Source records:

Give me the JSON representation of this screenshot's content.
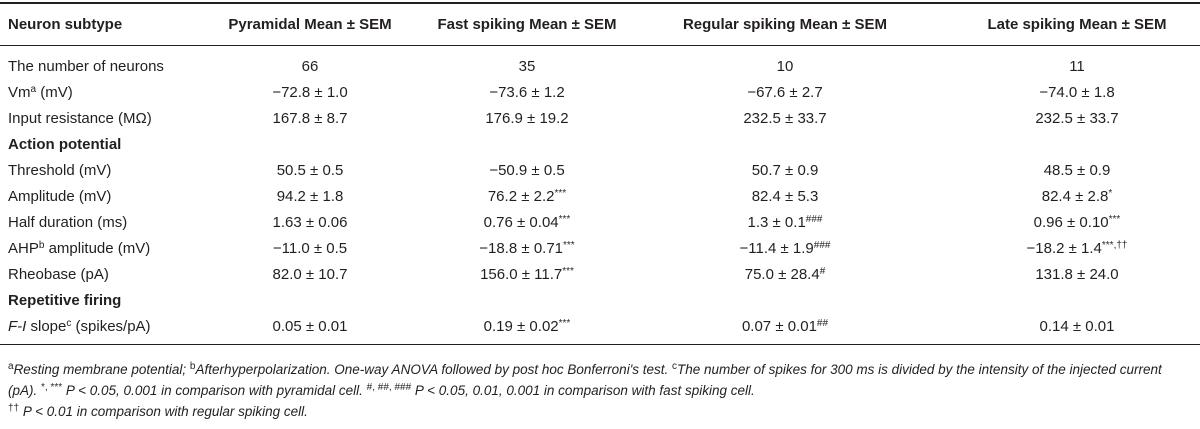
{
  "header": {
    "subtype": "Neuron subtype",
    "pyramidal": "Pyramidal Mean ± SEM",
    "fast": "Fast spiking Mean ± SEM",
    "regular": "Regular spiking Mean ± SEM",
    "late": "Late spiking Mean ± SEM"
  },
  "rows": {
    "num": {
      "label": "The number of neurons",
      "p": "66",
      "f": "35",
      "r": "10",
      "l": "11"
    },
    "vm": {
      "label": "Vm",
      "label_sup": "a",
      "label_unit": " (mV)",
      "p": "−72.8 ± 1.0",
      "f": "−73.6 ± 1.2",
      "r": "−67.6 ± 2.7",
      "l": "−74.0 ± 1.8"
    },
    "ir": {
      "label": "Input resistance (MΩ)",
      "p": "167.8 ± 8.7",
      "f": "176.9 ± 19.2",
      "r": "232.5 ± 33.7",
      "l": "232.5 ± 33.7"
    },
    "ap_section": "Action potential",
    "threshold": {
      "label": "Threshold (mV)",
      "p": "50.5 ± 0.5",
      "f": "−50.9 ± 0.5",
      "r": "50.7 ± 0.9",
      "l": "48.5 ± 0.9"
    },
    "amplitude": {
      "label": "Amplitude (mV)",
      "p": "94.2 ± 1.8",
      "f": "76.2 ± 2.2",
      "f_sup": "***",
      "r": "82.4 ± 5.3",
      "l": "82.4 ± 2.8",
      "l_sup": "*"
    },
    "half": {
      "label": "Half duration (ms)",
      "p": "1.63 ± 0.06",
      "f": "0.76 ± 0.04",
      "f_sup": "***",
      "r": "1.3 ± 0.1",
      "r_sup": "###",
      "l": "0.96 ± 0.10",
      "l_sup": "***"
    },
    "ahp": {
      "label": "AHP",
      "label_sup": "b",
      "label_unit": " amplitude (mV)",
      "p": "−11.0 ± 0.5",
      "f": "−18.8 ± 0.71",
      "f_sup": "***",
      "r": "−11.4 ± 1.9",
      "r_sup": "###",
      "l": "−18.2 ± 1.4",
      "l_sup": "***,††"
    },
    "rheobase": {
      "label": "Rheobase (pA)",
      "p": "82.0 ± 10.7",
      "f": "156.0 ± 11.7",
      "f_sup": "***",
      "r": "75.0 ± 28.4",
      "r_sup": "#",
      "l": "131.8 ± 24.0"
    },
    "rf_section": "Repetitive firing",
    "fi": {
      "label": "F-I",
      "label_mid": " slope",
      "label_sup": "c",
      "label_unit": " (spikes/pA)",
      "p": "0.05 ± 0.01",
      "f": "0.19 ± 0.02",
      "f_sup": "***",
      "r": "0.07 ± 0.01",
      "r_sup": "##",
      "l": "0.14 ± 0.01"
    }
  },
  "footnotes": {
    "a_mark": "a",
    "a_text": "Resting membrane potential; ",
    "b_mark": "b",
    "b_text": "Afterhyperpolarization. One-way ANOVA followed by post hoc Bonferroni's test. ",
    "c_mark": "c",
    "c_text": "The number of spikes for 300 ms is divided by the intensity of the injected current (pA). ",
    "star_marks": "*, ***",
    "star_text": " P < 0.05, 0.001 in comparison with pyramidal cell. ",
    "hash_marks": "#, ##, ###",
    "hash_text": " P < 0.05, 0.01, 0.001 in comparison with fast spiking cell.",
    "dagger_mark": "††",
    "dagger_text": " P < 0.01 in comparison with regular spiking cell."
  }
}
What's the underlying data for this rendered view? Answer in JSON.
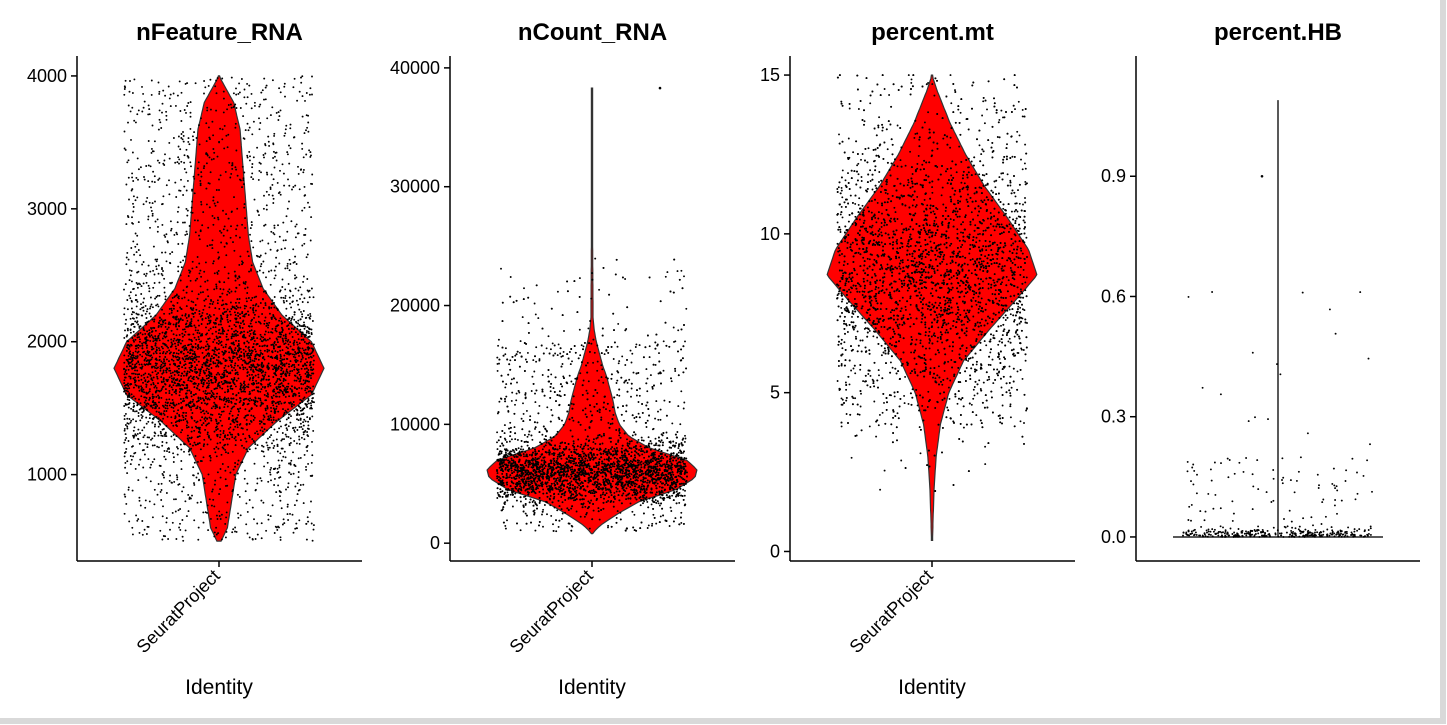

#### Task directions
Transcribe the complete set of entries verbatim. No pictures belong in the copy.

#### Solved exercise
Give me the JSON representation of this screenshot's content.
{
  "header": {
    "subtype": "Neuron subtype",
    "pyramidal": "Pyramidal Mean ± SEM",
    "fast": "Fast spiking Mean ± SEM",
    "regular": "Regular spiking Mean ± SEM",
    "late": "Late spiking Mean ± SEM"
  },
  "rows": {
    "num": {
      "label": "The number of neurons",
      "p": "66",
      "f": "35",
      "r": "10",
      "l": "11"
    },
    "vm": {
      "label": "Vm",
      "label_sup": "a",
      "label_unit": " (mV)",
      "p": "−72.8 ± 1.0",
      "f": "−73.6 ± 1.2",
      "r": "−67.6 ± 2.7",
      "l": "−74.0 ± 1.8"
    },
    "ir": {
      "label": "Input resistance (MΩ)",
      "p": "167.8 ± 8.7",
      "f": "176.9 ± 19.2",
      "r": "232.5 ± 33.7",
      "l": "232.5 ± 33.7"
    },
    "ap_section": "Action potential",
    "threshold": {
      "label": "Threshold (mV)",
      "p": "50.5 ± 0.5",
      "f": "−50.9 ± 0.5",
      "r": "50.7 ± 0.9",
      "l": "48.5 ± 0.9"
    },
    "amplitude": {
      "label": "Amplitude (mV)",
      "p": "94.2 ± 1.8",
      "f": "76.2 ± 2.2",
      "f_sup": "***",
      "r": "82.4 ± 5.3",
      "l": "82.4 ± 2.8",
      "l_sup": "*"
    },
    "half": {
      "label": "Half duration (ms)",
      "p": "1.63 ± 0.06",
      "f": "0.76 ± 0.04",
      "f_sup": "***",
      "r": "1.3 ± 0.1",
      "r_sup": "###",
      "l": "0.96 ± 0.10",
      "l_sup": "***"
    },
    "ahp": {
      "label": "AHP",
      "label_sup": "b",
      "label_unit": " amplitude (mV)",
      "p": "−11.0 ± 0.5",
      "f": "−18.8 ± 0.71",
      "f_sup": "***",
      "r": "−11.4 ± 1.9",
      "r_sup": "###",
      "l": "−18.2 ± 1.4",
      "l_sup": "***,††"
    },
    "rheobase": {
      "label": "Rheobase (pA)",
      "p": "82.0 ± 10.7",
      "f": "156.0 ± 11.7",
      "f_sup": "***",
      "r": "75.0 ± 28.4",
      "r_sup": "#",
      "l": "131.8 ± 24.0"
    },
    "rf_section": "Repetitive firing",
    "fi": {
      "label": "F-I",
      "label_mid": " slope",
      "label_sup": "c",
      "label_unit": " (spikes/pA)",
      "p": "0.05 ± 0.01",
      "f": "0.19 ± 0.02",
      "f_sup": "***",
      "r": "0.07 ± 0.01",
      "r_sup": "##",
      "l": "0.14 ± 0.01"
    }
  },
  "footnotes": {
    "a_mark": "a",
    "a_text": "Resting membrane potential; ",
    "b_mark": "b",
    "b_text": "Afterhyperpolarization. One-way ANOVA followed by post hoc Bonferroni's test. ",
    "c_mark": "c",
    "c_text": "The number of spikes for 300 ms is divided by the intensity of the injected current (pA). ",
    "star_marks": "*, ***",
    "star_text": " P < 0.05, 0.001 in comparison with pyramidal cell. ",
    "hash_marks": "#, ##, ###",
    "hash_text": " P < 0.05, 0.01, 0.001 in comparison with fast spiking cell.",
    "dagger_mark": "††",
    "dagger_text": " P < 0.01 in comparison with regular spiking cell."
  }
}
What's the underlying data for this rendered view? Answer in JSON.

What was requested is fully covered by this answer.